═══ INPUT ═══
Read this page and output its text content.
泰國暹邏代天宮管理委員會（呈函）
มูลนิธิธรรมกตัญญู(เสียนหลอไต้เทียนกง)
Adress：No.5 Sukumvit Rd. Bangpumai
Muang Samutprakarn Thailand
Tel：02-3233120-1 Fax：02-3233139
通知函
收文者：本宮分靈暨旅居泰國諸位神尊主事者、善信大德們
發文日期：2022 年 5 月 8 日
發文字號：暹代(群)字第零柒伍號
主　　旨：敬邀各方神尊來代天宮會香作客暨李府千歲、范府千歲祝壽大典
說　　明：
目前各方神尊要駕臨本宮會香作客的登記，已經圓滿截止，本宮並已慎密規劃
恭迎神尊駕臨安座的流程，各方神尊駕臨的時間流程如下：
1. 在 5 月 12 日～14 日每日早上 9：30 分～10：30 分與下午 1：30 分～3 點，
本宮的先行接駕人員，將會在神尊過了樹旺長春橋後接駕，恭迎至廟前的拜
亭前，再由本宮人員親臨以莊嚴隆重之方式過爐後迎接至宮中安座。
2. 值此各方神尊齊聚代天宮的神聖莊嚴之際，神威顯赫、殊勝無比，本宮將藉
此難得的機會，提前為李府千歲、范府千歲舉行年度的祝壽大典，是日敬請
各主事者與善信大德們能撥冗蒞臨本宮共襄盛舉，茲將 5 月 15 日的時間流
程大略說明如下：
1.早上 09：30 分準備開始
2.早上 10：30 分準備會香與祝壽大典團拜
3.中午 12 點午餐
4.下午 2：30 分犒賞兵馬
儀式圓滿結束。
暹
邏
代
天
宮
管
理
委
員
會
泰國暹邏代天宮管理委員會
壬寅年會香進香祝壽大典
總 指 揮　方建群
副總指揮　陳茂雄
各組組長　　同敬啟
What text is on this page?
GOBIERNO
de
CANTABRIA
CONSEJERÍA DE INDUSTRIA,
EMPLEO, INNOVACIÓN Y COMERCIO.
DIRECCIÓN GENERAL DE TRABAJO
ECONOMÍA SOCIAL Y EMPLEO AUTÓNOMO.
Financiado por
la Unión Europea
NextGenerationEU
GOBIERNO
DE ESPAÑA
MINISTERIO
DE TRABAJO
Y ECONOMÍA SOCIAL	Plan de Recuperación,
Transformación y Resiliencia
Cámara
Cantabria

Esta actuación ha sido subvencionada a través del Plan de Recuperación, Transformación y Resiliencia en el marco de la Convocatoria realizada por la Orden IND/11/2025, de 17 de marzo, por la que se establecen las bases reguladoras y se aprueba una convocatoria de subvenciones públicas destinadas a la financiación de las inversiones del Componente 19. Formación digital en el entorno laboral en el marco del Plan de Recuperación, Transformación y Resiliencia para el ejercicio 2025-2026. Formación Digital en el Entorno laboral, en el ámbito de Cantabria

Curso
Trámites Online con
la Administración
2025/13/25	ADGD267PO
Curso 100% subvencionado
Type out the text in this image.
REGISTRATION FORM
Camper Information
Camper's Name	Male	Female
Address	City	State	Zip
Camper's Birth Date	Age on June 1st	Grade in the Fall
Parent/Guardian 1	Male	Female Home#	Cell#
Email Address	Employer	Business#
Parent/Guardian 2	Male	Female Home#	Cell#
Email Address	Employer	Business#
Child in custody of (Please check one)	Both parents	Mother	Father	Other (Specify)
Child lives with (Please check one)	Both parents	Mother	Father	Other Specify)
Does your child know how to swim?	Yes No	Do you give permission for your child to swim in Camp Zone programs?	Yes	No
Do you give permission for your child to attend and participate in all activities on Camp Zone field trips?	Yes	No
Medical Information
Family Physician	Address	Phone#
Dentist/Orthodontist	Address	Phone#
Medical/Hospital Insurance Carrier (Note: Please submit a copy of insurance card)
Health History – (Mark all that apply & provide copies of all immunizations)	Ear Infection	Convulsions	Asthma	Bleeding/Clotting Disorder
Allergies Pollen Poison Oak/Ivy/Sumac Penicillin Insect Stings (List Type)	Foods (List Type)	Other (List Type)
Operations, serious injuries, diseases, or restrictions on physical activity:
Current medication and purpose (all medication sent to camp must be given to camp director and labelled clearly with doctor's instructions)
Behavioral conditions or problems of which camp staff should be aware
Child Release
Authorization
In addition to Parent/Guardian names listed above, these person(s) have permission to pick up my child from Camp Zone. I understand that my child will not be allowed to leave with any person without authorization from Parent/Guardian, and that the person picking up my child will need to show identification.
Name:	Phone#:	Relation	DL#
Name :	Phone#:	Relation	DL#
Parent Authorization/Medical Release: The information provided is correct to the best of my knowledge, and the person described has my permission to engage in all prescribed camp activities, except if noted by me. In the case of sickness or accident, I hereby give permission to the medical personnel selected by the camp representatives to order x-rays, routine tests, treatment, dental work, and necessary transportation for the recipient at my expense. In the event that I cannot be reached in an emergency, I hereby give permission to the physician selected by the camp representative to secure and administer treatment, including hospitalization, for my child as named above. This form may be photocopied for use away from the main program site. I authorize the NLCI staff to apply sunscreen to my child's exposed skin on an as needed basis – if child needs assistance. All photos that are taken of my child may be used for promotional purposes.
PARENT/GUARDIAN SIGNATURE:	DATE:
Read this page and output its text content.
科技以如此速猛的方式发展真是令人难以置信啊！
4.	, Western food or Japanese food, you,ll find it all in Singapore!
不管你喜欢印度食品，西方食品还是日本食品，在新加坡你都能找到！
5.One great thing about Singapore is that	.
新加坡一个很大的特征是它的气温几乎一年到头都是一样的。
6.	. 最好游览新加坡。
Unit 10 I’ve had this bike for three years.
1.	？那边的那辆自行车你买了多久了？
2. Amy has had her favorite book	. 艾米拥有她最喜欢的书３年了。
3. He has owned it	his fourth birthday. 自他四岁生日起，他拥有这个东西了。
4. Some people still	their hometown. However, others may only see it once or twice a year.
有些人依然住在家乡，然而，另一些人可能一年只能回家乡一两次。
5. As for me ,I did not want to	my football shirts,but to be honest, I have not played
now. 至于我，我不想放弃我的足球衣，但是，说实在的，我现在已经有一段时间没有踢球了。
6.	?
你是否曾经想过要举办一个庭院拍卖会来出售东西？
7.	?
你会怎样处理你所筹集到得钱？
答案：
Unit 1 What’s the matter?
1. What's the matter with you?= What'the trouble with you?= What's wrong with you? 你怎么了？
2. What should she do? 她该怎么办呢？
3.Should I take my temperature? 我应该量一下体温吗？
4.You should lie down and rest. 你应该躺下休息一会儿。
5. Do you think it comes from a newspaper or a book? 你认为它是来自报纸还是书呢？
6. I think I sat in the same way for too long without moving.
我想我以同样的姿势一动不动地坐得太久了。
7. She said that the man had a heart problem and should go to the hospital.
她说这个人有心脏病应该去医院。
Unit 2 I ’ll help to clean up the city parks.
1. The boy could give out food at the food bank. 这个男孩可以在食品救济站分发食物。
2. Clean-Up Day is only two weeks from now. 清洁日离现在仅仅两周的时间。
═══
*TASK REQUIREMENTS*. Exactly as written, please output every entry.

*ANSWER TO THIS PROBLEM*.
Read this page and output its text content.
泰國暹邏代天宮管理委員會（呈函）
มูลนิธิธรรมกตัญญู(เสียนหลอไต้เทียนกง)
Adress：No.5 Sukumvit Rd. Bangpumai
Muang Samutprakarn Thailand
Tel：02-3233120-1 Fax：02-3233139
通知函
收文者：本宮分靈暨旅居泰國諸位神尊主事者、善信大德們
發文日期：2022 年 5 月 8 日
發文字號：暹代(群)字第零柒伍號
主　　旨：敬邀各方神尊來代天宮會香作客暨李府千歲、范府千歲祝壽大典
說　　明：
目前各方神尊要駕臨本宮會香作客的登記，已經圓滿截止，本宮並已慎密規劃
恭迎神尊駕臨安座的流程，各方神尊駕臨的時間流程如下：
1. 在 5 月 12 日～14 日每日早上 9：30 分～10：30 分與下午 1：30 分～3 點，
本宮的先行接駕人員，將會在神尊過了樹旺長春橋後接駕，恭迎至廟前的拜
亭前，再由本宮人員親臨以莊嚴隆重之方式過爐後迎接至宮中安座。
2. 值此各方神尊齊聚代天宮的神聖莊嚴之際，神威顯赫、殊勝無比，本宮將藉
此難得的機會，提前為李府千歲、范府千歲舉行年度的祝壽大典，是日敬請
各主事者與善信大德們能撥冗蒞臨本宮共襄盛舉，茲將 5 月 15 日的時間流
程大略說明如下：
1.早上 09：30 分準備開始
2.早上 10：30 分準備會香與祝壽大典團拜
3.中午 12 點午餐
4.下午 2：30 分犒賞兵馬
儀式圓滿結束。
暹
邏
代
天
宮
管
理
委
員
會
泰國暹邏代天宮管理委員會
壬寅年會香進香祝壽大典
總 指 揮　方建群
副總指揮　陳茂雄
各組組長　　同敬啟
What text is on this page?
GOBIERNO
de
CANTABRIA
CONSEJERÍA DE INDUSTRIA,
EMPLEO, INNOVACIÓN Y COMERCIO.
DIRECCIÓN GENERAL DE TRABAJO
ECONOMÍA SOCIAL Y EMPLEO AUTÓNOMO.
Financiado por
la Unión Europea
NextGenerationEU
GOBIERNO
DE ESPAÑA
MINISTERIO
DE TRABAJO
Y ECONOMÍA SOCIAL	Plan de Recuperación,
Transformación y Resiliencia
Cámara
Cantabria

Esta actuación ha sido subvencionada a través del Plan de Recuperación, Transformación y Resiliencia en el marco de la Convocatoria realizada por la Orden IND/11/2025, de 17 de marzo, por la que se establecen las bases reguladoras y se aprueba una convocatoria de subvenciones públicas destinadas a la financiación de las inversiones del Componente 19. Formación digital en el entorno laboral en el marco del Plan de Recuperación, Transformación y Resiliencia para el ejercicio 2025-2026. Formación Digital en el Entorno laboral, en el ámbito de Cantabria

Curso
Trámites Online con
la Administración
2025/13/25	ADGD267PO
Curso 100% subvencionado
Type out the text in this image.
REGISTRATION FORM
Camper Information
Camper's Name	Male	Female
Address	City	State	Zip
Camper's Birth Date	Age on June 1st	Grade in the Fall
Parent/Guardian 1	Male	Female Home#	Cell#
Email Address	Employer	Business#
Parent/Guardian 2	Male	Female Home#	Cell#
Email Address	Employer	Business#
Child in custody of (Please check one)	Both parents	Mother	Father	Other (Specify)
Child lives with (Please check one)	Both parents	Mother	Father	Other Specify)
Does your child know how to swim?	Yes No	Do you give permission for your child to swim in Camp Zone programs?	Yes	No
Do you give permission for your child to attend and participate in all activities on Camp Zone field trips?	Yes	No
Medical Information
Family Physician	Address	Phone#
Dentist/Orthodontist	Address	Phone#
Medical/Hospital Insurance Carrier (Note: Please submit a copy of insurance card)
Health History – (Mark all that apply & provide copies of all immunizations)	Ear Infection	Convulsions	Asthma	Bleeding/Clotting Disorder
Allergies Pollen Poison Oak/Ivy/Sumac Penicillin Insect Stings (List Type)	Foods (List Type)	Other (List Type)
Operations, serious injuries, diseases, or restrictions on physical activity:
Current medication and purpose (all medication sent to camp must be given to camp director and labelled clearly with doctor's instructions)
Behavioral conditions or problems of which camp staff should be aware
Child Release
Authorization
In addition to Parent/Guardian names listed above, these person(s) have permission to pick up my child from Camp Zone. I understand that my child will not be allowed to leave with any person without authorization from Parent/Guardian, and that the person picking up my child will need to show identification.
Name:	Phone#:	Relation	DL#
Name :	Phone#:	Relation	DL#
Parent Authorization/Medical Release: The information provided is correct to the best of my knowledge, and the person described has my permission to engage in all prescribed camp activities, except if noted by me. In the case of sickness or accident, I hereby give permission to the medical personnel selected by the camp representatives to order x-rays, routine tests, treatment, dental work, and necessary transportation for the recipient at my expense. In the event that I cannot be reached in an emergency, I hereby give permission to the physician selected by the camp representative to secure and administer treatment, including hospitalization, for my child as named above. This form may be photocopied for use away from the main program site. I authorize the NLCI staff to apply sunscreen to my child's exposed skin on an as needed basis – if child needs assistance. All photos that are taken of my child may be used for promotional purposes.
PARENT/GUARDIAN SIGNATURE:	DATE:
Read this page and output its text content.
科技以如此速猛的方式发展真是令人难以置信啊！
4.	, Western food or Japanese food, you,ll find it all in Singapore!
不管你喜欢印度食品，西方食品还是日本食品，在新加坡你都能找到！
5.One great thing about Singapore is that	.
新加坡一个很大的特征是它的气温几乎一年到头都是一样的。
6.	. 最好游览新加坡。
Unit 10 I’ve had this bike for three years.
1.	？那边的那辆自行车你买了多久了？
2. Amy has had her favorite book	. 艾米拥有她最喜欢的书３年了。
3. He has owned it	his fourth birthday. 自他四岁生日起，他拥有这个东西了。
4. Some people still	their hometown. However, others may only see it once or twice a year.
有些人依然住在家乡，然而，另一些人可能一年只能回家乡一两次。
5. As for me ,I did not want to	my football shirts,but to be honest, I have not played
now. 至于我，我不想放弃我的足球衣，但是，说实在的，我现在已经有一段时间没有踢球了。
6.	?
你是否曾经想过要举办一个庭院拍卖会来出售东西？
7.	?
你会怎样处理你所筹集到得钱？
答案：
Unit 1 What’s the matter?
1. What's the matter with you?= What'the trouble with you?= What's wrong with you? 你怎么了？
2. What should she do? 她该怎么办呢？
3.Should I take my temperature? 我应该量一下体温吗？
4.You should lie down and rest. 你应该躺下休息一会儿。
5. Do you think it comes from a newspaper or a book? 你认为它是来自报纸还是书呢？
6. I think I sat in the same way for too long without moving.
我想我以同样的姿势一动不动地坐得太久了。
7. She said that the man had a heart problem and should go to the hospital.
她说这个人有心脏病应该去医院。
Unit 2 I ’ll help to clean up the city parks.
1. The boy could give out food at the food bank. 这个男孩可以在食品救济站分发食物。
2. Clean-Up Day is only two weeks from now. 清洁日离现在仅仅两周的时间。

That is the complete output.